----- DATA EXTRACT

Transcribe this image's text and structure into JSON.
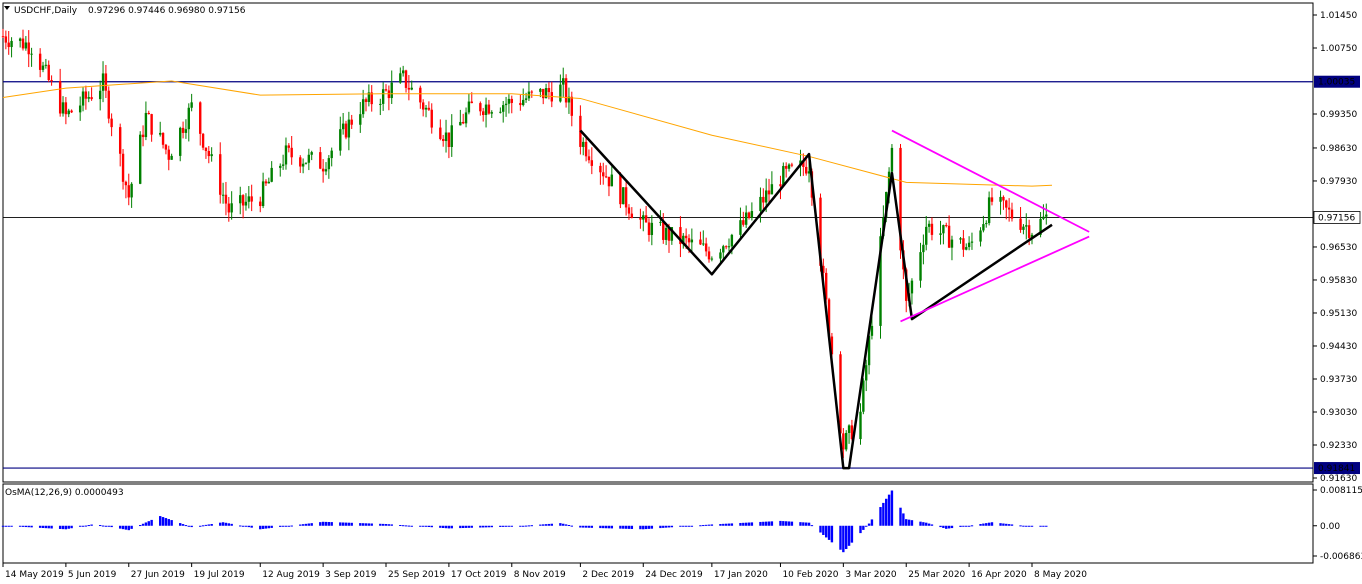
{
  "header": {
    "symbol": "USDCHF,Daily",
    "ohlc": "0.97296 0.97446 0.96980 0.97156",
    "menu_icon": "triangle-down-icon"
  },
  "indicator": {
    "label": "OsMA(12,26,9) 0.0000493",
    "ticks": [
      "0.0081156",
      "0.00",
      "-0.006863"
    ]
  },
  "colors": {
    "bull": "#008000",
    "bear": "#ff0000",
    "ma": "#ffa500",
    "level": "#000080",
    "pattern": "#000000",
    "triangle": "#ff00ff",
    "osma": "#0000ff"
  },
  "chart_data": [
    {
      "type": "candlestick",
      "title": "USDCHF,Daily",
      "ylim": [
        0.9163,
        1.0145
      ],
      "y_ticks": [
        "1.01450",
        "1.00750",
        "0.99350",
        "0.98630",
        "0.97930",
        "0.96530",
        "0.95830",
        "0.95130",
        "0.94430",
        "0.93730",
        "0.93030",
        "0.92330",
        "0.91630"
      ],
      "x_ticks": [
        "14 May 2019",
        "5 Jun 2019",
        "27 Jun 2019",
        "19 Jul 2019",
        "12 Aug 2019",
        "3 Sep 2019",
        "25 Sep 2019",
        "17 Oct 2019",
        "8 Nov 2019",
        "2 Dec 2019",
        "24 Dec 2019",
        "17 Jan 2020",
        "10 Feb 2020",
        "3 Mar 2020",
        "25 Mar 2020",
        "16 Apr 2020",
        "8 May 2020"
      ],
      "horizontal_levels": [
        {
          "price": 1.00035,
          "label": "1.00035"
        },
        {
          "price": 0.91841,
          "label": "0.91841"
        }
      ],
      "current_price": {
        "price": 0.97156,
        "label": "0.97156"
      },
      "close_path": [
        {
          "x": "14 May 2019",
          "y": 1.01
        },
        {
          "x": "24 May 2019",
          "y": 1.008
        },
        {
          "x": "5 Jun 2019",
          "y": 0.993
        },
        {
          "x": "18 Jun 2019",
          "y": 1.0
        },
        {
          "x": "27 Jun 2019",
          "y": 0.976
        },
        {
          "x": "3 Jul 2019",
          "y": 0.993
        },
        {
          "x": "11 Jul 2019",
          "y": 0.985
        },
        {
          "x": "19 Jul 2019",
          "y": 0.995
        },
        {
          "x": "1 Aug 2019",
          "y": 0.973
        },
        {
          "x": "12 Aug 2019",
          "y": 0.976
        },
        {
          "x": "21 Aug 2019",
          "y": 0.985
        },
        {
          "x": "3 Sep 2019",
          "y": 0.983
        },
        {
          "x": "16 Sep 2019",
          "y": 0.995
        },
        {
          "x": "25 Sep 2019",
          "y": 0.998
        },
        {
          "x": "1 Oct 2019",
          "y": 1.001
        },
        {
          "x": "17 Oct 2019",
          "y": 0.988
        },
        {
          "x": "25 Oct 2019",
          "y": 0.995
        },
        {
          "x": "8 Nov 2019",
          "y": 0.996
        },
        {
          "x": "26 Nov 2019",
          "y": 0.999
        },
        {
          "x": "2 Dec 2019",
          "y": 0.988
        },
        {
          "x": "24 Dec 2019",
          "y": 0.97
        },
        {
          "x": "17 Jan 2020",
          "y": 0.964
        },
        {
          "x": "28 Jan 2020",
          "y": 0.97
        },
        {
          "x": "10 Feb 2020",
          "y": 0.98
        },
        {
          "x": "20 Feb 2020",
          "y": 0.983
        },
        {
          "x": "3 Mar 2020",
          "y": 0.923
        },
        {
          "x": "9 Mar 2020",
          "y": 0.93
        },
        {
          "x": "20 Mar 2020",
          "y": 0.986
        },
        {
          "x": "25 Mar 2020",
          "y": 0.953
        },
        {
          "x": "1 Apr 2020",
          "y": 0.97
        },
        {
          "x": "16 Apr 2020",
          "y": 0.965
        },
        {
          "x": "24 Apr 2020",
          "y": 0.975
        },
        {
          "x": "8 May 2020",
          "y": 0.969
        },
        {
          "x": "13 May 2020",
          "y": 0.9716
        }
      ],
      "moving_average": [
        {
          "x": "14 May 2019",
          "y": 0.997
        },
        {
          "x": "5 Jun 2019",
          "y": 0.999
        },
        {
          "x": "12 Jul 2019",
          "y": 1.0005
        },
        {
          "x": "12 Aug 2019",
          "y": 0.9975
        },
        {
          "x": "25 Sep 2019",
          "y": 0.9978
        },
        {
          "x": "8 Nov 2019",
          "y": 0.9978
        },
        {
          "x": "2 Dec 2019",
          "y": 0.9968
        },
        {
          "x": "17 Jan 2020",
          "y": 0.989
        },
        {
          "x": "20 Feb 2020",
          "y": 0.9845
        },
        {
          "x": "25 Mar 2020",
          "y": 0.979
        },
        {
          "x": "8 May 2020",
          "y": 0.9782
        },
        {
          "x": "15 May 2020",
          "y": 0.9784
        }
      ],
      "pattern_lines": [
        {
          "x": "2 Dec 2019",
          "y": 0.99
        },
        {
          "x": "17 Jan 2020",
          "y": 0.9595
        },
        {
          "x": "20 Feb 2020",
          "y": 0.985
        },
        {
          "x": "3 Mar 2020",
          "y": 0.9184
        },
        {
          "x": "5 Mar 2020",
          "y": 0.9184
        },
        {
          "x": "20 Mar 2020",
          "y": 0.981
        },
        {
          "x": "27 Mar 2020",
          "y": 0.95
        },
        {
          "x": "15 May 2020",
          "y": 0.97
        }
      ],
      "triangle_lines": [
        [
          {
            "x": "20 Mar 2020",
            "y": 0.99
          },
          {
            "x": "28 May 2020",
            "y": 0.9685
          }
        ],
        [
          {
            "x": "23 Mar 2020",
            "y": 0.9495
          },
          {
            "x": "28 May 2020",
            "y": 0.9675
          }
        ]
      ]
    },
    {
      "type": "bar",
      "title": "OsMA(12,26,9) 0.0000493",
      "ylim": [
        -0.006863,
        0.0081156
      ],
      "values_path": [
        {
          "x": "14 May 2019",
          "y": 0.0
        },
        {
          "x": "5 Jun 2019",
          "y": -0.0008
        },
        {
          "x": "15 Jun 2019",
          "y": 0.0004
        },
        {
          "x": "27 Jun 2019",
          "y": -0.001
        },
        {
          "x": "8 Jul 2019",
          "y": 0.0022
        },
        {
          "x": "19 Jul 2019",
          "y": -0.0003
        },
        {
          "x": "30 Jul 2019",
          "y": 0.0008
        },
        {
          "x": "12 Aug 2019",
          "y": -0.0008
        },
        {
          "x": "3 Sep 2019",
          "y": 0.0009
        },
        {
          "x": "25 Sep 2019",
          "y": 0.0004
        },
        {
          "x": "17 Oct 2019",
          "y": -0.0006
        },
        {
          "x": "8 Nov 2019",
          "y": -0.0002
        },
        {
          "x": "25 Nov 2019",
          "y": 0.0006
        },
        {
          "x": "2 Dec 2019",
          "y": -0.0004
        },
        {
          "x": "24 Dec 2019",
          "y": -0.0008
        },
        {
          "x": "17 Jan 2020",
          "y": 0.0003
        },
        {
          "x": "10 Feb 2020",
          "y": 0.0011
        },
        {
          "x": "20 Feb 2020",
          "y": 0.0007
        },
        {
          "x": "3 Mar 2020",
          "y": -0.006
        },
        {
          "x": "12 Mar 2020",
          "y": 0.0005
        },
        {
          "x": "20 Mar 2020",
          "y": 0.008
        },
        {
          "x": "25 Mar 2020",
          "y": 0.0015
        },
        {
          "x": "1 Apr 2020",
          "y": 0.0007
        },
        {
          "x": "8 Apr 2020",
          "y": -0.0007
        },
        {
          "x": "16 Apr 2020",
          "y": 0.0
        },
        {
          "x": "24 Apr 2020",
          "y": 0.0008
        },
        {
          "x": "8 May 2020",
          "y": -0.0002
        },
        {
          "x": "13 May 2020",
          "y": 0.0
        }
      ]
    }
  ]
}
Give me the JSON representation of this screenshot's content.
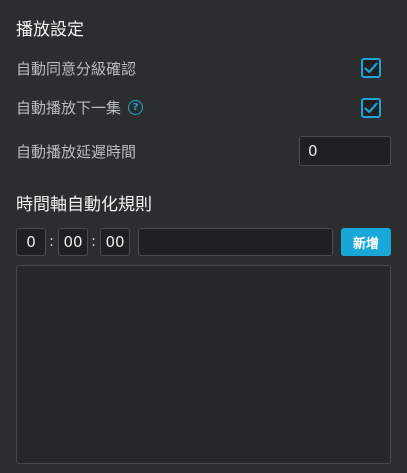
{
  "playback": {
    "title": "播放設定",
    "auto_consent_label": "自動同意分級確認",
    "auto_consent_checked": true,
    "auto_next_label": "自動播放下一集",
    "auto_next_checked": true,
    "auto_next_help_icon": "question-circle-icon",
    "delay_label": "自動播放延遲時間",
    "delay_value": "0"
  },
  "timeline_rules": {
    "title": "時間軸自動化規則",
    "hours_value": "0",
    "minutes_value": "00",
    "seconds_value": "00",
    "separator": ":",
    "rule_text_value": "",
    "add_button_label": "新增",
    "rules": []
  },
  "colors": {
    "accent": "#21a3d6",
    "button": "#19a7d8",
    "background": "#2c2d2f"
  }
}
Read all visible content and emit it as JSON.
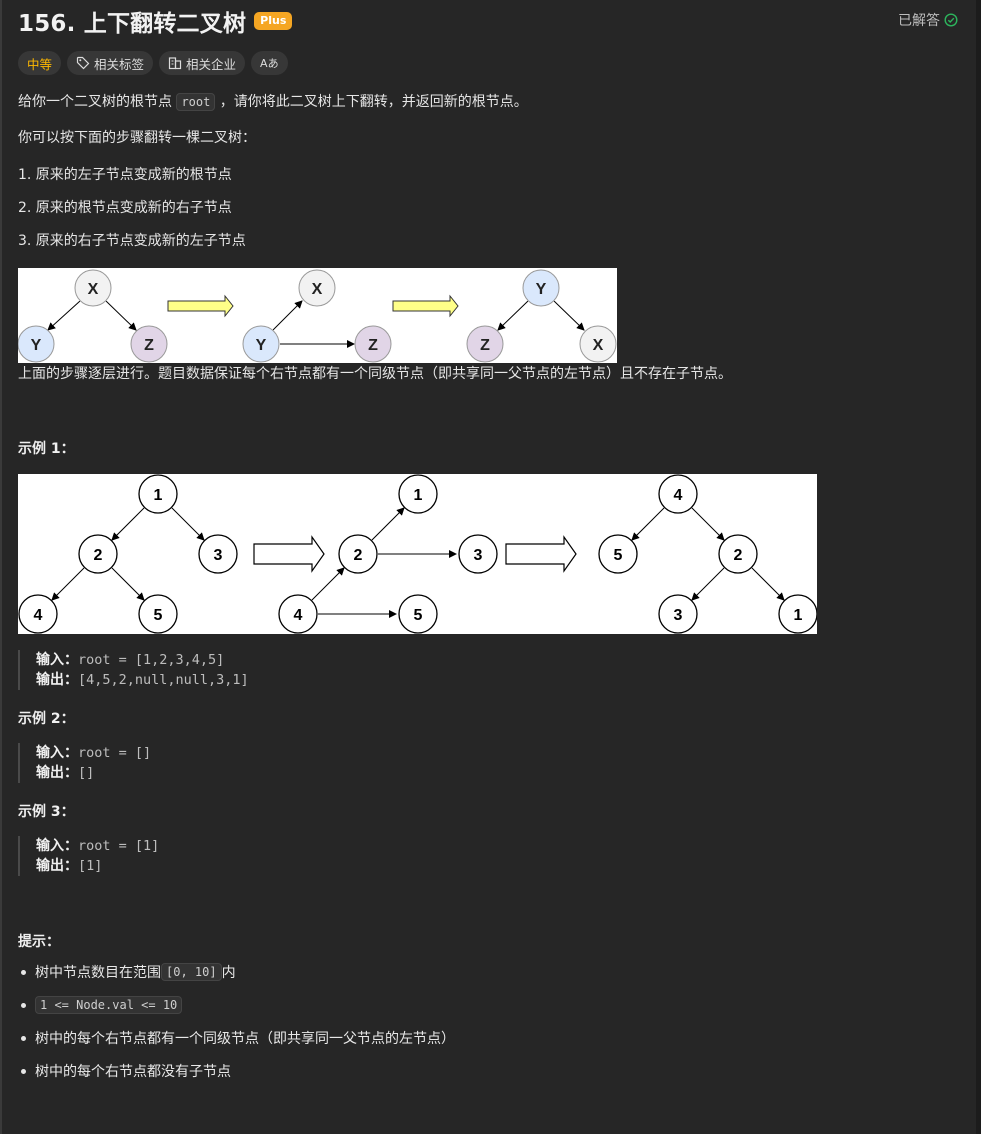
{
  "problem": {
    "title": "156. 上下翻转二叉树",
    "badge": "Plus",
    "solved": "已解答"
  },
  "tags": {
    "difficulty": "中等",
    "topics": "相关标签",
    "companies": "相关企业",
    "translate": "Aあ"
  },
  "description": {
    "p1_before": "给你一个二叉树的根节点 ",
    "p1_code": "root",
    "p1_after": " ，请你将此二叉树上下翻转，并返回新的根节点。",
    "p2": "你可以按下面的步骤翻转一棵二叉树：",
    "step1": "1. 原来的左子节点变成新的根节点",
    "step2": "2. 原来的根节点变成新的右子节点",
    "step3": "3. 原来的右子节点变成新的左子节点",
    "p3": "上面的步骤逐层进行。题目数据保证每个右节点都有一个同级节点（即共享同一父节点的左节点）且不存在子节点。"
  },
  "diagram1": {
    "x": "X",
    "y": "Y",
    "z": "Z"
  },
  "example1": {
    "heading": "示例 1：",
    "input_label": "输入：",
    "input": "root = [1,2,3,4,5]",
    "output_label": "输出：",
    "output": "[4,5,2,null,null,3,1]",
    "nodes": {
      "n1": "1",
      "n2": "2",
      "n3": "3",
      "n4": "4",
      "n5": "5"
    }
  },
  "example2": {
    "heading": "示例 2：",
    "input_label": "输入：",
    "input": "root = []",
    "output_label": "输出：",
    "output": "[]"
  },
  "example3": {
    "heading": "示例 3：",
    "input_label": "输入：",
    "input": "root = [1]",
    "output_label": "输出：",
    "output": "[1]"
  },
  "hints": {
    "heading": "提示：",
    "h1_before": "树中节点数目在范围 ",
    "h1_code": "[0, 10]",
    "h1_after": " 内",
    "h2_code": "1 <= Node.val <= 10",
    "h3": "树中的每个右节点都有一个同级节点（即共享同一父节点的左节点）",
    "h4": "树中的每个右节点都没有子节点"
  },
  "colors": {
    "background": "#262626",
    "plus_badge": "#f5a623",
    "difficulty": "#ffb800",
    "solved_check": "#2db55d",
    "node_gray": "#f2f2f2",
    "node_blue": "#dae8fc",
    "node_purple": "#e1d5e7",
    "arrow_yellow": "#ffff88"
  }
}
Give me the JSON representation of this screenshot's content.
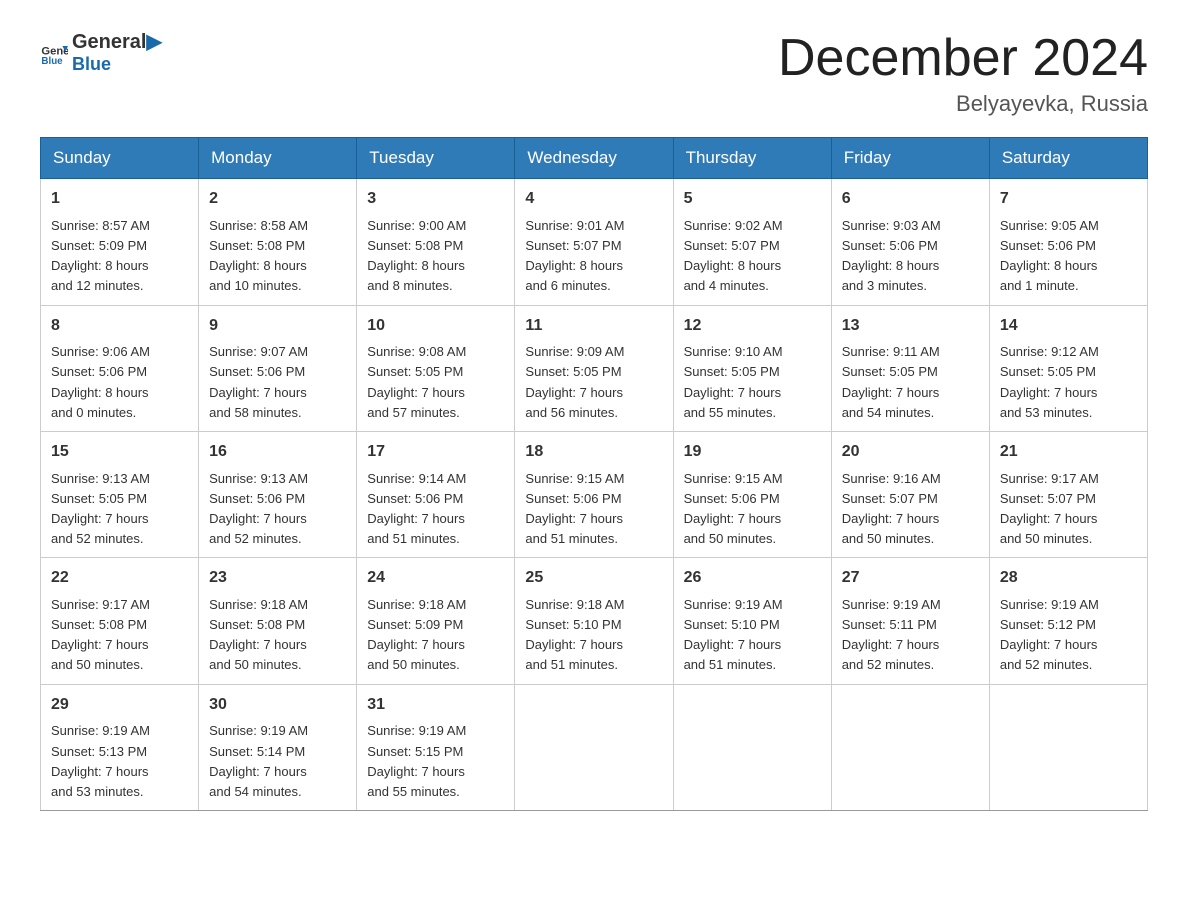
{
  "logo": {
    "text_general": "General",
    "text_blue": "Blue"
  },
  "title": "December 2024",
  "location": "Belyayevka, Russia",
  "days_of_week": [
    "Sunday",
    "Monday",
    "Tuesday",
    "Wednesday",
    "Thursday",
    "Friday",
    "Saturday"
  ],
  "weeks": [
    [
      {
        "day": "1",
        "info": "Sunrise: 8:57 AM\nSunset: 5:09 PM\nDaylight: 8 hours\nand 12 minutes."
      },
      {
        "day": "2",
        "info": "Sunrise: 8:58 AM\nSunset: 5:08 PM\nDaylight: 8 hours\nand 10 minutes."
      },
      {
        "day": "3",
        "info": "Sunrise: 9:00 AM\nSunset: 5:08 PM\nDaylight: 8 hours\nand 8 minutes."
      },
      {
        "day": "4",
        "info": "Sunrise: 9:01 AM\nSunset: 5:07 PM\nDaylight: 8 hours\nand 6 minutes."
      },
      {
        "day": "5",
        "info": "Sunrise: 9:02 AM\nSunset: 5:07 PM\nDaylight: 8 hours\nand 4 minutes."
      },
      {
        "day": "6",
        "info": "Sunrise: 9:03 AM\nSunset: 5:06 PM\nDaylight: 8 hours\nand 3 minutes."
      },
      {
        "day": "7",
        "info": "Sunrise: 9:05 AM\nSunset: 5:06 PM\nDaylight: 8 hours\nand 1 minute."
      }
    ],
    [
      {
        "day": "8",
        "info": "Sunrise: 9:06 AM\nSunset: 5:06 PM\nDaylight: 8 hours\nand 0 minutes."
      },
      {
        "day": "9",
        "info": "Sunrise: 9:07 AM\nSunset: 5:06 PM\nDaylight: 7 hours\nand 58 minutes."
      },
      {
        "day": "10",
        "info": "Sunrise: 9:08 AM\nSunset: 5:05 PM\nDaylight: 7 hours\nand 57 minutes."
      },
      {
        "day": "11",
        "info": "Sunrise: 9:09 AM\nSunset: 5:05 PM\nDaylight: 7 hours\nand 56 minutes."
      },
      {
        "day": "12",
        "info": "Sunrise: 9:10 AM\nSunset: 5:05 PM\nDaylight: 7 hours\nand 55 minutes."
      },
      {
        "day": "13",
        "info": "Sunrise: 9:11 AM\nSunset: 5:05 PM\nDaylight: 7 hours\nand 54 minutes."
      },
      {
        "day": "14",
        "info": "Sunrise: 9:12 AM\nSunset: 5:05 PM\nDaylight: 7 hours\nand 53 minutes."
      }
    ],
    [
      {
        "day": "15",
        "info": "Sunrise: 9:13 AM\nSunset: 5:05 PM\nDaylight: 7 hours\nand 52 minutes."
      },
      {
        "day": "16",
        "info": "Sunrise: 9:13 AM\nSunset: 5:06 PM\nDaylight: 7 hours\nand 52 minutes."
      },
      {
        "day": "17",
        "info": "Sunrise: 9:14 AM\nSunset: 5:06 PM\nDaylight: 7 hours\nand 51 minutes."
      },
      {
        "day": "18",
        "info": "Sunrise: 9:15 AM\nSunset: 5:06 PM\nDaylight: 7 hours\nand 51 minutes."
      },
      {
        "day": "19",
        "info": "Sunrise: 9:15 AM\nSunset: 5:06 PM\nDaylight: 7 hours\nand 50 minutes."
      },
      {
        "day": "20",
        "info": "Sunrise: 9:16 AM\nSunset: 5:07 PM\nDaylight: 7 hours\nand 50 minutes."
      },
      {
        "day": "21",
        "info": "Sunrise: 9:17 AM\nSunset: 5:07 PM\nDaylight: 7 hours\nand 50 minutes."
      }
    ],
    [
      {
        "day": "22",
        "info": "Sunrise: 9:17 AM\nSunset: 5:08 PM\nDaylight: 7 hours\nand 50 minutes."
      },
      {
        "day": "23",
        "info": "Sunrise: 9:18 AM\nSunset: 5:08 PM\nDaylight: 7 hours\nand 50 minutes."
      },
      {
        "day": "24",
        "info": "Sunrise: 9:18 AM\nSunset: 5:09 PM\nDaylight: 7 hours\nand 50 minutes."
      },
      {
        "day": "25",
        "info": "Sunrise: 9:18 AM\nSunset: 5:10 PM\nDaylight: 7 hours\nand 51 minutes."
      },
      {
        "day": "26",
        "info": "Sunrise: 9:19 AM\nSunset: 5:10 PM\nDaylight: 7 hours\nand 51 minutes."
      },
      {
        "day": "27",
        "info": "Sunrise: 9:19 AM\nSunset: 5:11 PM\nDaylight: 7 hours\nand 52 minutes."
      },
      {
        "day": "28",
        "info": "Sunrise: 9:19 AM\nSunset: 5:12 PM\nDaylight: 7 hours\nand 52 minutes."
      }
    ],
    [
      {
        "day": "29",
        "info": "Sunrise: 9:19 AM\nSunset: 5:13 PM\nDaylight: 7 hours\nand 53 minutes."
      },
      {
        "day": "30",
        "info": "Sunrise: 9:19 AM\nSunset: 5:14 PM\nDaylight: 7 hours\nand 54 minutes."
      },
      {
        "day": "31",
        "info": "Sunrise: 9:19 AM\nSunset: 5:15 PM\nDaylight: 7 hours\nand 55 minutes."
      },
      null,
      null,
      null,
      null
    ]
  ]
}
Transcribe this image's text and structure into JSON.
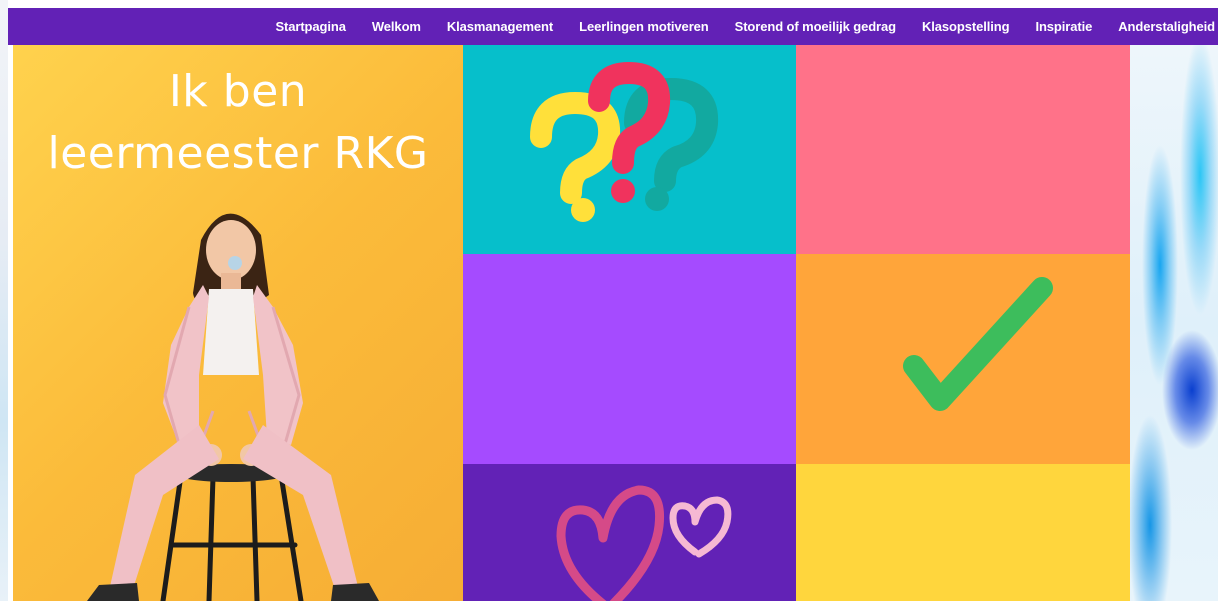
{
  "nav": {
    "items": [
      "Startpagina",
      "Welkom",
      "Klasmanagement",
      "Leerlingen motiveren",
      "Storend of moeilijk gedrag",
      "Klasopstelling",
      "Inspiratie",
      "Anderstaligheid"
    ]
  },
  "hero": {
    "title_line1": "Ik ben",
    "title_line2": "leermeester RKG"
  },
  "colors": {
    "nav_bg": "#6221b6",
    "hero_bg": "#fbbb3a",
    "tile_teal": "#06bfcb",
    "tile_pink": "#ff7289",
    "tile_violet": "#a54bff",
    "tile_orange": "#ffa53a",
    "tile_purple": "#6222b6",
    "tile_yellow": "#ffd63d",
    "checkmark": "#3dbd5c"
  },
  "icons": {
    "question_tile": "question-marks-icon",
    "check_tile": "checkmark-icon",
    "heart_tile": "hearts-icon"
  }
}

----------

THE REQUEST
Scan the data above; copy every line where "background" appears.

OUTPUT FOR THIS TASK
    "background": "#2c2d2f"
    "background": "#262626",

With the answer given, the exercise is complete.